------ Listing

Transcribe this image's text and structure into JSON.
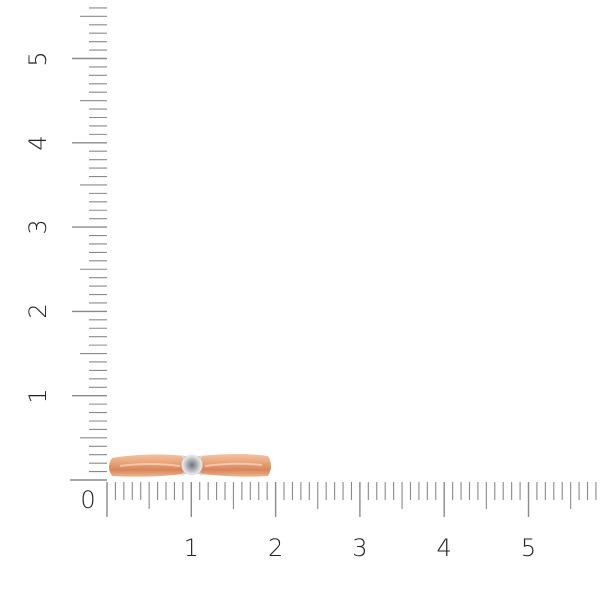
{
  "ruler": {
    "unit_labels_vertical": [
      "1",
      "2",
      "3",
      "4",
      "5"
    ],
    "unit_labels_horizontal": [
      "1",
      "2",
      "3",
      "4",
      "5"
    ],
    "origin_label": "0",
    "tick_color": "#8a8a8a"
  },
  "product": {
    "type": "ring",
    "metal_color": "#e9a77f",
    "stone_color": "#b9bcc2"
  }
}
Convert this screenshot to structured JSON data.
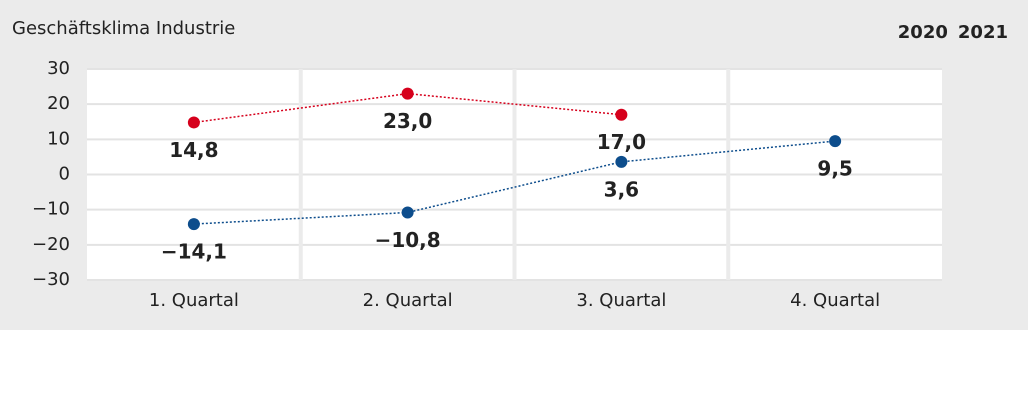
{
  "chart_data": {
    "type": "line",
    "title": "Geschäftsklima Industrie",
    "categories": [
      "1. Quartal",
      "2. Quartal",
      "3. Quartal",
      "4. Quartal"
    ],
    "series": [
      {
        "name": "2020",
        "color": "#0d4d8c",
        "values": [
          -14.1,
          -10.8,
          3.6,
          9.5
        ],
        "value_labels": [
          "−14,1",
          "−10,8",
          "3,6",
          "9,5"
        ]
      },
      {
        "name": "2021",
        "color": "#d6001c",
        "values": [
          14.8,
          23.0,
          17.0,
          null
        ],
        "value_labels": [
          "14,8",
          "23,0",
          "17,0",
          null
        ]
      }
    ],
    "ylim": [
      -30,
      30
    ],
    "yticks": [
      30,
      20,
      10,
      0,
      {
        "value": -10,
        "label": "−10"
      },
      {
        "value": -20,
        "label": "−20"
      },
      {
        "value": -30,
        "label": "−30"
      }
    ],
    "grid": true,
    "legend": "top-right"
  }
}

------------
------ Listing

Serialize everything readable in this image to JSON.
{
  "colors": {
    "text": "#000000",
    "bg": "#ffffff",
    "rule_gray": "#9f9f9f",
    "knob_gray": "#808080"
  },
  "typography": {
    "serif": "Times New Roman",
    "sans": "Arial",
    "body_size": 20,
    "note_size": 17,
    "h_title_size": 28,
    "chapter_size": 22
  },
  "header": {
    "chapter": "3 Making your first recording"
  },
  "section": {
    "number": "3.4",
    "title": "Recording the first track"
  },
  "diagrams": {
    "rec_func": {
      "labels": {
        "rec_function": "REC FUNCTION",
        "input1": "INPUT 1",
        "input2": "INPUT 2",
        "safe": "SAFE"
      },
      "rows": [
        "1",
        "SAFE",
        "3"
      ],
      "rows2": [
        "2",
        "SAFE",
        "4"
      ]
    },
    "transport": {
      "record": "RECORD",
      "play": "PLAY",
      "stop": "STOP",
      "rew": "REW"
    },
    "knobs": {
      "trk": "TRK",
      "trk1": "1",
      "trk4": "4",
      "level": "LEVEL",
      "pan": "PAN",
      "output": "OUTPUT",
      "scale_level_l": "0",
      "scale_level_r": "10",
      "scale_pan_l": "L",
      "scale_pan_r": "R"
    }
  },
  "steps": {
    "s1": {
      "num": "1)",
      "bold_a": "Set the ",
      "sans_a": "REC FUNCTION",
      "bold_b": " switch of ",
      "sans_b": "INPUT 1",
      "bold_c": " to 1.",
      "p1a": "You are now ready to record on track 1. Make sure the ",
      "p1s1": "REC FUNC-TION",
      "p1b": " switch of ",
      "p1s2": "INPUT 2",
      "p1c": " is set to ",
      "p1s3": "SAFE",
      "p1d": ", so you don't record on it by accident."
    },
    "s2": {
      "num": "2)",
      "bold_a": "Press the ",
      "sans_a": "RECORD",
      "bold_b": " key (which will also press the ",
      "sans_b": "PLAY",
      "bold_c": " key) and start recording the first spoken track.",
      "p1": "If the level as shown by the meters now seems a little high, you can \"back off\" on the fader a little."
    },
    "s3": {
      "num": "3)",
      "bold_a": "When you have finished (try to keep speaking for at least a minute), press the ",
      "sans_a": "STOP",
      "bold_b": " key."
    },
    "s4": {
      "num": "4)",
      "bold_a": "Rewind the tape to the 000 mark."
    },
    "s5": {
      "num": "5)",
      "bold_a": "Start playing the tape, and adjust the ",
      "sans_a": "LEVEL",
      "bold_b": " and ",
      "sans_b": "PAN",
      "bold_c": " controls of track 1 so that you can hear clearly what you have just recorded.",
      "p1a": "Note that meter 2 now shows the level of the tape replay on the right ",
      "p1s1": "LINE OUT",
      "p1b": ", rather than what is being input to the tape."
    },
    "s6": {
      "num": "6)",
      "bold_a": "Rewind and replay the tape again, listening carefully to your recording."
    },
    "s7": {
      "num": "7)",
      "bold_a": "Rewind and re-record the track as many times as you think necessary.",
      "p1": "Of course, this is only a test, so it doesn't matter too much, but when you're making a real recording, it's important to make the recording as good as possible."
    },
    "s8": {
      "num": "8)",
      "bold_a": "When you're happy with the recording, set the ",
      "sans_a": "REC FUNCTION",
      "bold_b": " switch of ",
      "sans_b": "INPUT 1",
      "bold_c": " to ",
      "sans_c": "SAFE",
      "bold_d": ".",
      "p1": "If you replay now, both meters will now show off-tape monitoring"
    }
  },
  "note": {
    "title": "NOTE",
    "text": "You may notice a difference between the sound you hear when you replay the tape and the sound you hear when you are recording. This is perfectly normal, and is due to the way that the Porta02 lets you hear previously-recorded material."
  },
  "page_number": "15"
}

------------
------ Listing

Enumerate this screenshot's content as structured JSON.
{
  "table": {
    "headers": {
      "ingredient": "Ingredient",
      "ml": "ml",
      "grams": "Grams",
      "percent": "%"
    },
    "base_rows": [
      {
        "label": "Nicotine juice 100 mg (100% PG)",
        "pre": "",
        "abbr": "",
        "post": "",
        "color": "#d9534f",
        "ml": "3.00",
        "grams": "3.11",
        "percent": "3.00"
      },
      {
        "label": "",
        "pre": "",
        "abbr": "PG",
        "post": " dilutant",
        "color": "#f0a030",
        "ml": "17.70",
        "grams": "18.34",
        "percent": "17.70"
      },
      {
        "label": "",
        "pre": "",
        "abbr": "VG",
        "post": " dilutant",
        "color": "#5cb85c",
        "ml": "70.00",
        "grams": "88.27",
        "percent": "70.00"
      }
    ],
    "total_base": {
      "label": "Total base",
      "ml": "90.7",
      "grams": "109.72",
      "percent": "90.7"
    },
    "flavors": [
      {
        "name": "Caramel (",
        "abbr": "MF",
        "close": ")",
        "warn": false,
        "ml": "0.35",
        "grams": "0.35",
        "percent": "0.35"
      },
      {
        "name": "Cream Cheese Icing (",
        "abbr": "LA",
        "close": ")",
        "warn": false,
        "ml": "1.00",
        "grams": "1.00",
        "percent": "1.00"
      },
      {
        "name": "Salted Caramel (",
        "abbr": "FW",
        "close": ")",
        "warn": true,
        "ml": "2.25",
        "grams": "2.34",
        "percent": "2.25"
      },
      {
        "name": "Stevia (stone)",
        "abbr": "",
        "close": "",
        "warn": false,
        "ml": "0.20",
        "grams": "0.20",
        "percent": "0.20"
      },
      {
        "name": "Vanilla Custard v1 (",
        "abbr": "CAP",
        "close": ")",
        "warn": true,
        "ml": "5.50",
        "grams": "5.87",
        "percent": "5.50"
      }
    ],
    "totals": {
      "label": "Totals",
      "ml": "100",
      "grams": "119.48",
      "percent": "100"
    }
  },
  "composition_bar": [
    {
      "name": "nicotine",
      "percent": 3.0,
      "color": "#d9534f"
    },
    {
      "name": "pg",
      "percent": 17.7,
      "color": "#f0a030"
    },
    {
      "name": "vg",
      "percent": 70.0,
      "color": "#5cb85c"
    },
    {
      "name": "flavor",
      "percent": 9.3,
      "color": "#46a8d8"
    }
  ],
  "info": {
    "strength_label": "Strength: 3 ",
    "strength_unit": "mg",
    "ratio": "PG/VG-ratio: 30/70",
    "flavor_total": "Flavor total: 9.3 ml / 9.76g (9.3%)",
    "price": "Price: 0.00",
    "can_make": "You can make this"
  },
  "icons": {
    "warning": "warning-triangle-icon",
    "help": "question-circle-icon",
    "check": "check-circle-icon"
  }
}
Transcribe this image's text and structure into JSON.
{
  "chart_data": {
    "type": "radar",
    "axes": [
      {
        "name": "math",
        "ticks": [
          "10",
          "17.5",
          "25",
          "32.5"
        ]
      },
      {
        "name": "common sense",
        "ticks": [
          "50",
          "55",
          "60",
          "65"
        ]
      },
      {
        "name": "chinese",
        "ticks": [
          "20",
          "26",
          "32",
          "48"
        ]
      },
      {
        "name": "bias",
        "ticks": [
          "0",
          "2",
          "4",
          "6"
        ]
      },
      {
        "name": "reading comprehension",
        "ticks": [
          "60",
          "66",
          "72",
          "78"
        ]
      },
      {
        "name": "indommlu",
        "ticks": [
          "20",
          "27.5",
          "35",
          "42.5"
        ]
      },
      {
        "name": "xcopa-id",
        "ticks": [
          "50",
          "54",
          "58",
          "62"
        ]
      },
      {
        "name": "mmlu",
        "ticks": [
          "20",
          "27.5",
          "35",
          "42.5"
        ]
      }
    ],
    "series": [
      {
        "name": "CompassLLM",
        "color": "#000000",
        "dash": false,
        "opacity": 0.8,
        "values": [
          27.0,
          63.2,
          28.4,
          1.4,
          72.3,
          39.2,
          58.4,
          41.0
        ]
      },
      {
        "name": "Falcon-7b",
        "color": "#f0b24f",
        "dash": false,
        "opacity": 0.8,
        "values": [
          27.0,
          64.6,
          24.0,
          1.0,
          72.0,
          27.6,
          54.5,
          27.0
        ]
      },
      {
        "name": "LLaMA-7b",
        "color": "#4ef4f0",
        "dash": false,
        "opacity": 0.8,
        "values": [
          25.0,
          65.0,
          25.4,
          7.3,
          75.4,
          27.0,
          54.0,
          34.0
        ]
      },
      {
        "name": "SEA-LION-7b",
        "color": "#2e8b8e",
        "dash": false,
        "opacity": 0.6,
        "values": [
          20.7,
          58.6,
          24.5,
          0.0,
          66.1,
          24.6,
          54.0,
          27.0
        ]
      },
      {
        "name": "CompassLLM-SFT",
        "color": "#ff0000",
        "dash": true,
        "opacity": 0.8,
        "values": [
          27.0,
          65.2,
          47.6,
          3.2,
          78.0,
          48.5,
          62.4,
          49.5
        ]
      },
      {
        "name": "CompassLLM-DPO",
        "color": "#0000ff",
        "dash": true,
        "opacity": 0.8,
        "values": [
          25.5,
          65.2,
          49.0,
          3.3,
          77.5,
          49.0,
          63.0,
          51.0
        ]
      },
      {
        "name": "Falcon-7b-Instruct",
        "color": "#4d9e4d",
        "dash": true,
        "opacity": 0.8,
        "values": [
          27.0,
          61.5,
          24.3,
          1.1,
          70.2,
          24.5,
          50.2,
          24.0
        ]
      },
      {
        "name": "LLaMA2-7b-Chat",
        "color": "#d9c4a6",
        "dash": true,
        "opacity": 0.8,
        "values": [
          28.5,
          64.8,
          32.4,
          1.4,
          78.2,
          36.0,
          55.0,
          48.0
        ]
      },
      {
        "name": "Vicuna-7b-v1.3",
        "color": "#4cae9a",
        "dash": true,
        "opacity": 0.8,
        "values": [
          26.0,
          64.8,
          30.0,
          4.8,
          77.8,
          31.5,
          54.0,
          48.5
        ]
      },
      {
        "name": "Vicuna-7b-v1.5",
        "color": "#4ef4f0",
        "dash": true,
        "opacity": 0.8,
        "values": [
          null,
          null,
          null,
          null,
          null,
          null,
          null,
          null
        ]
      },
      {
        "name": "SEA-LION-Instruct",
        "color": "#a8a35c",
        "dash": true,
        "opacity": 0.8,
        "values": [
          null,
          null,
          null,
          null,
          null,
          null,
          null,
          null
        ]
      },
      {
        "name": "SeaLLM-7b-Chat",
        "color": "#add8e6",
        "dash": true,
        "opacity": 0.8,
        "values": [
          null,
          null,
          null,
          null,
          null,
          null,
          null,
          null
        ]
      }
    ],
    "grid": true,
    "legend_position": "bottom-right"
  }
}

------------

* **Exercise brief**:
Identify the lines of the entries containing the string "structured". Copy each such line.

* **Solved exercise**:
Convert this screenshot to structured JSON data.
Enumerate this screenshot's content as structured JSON.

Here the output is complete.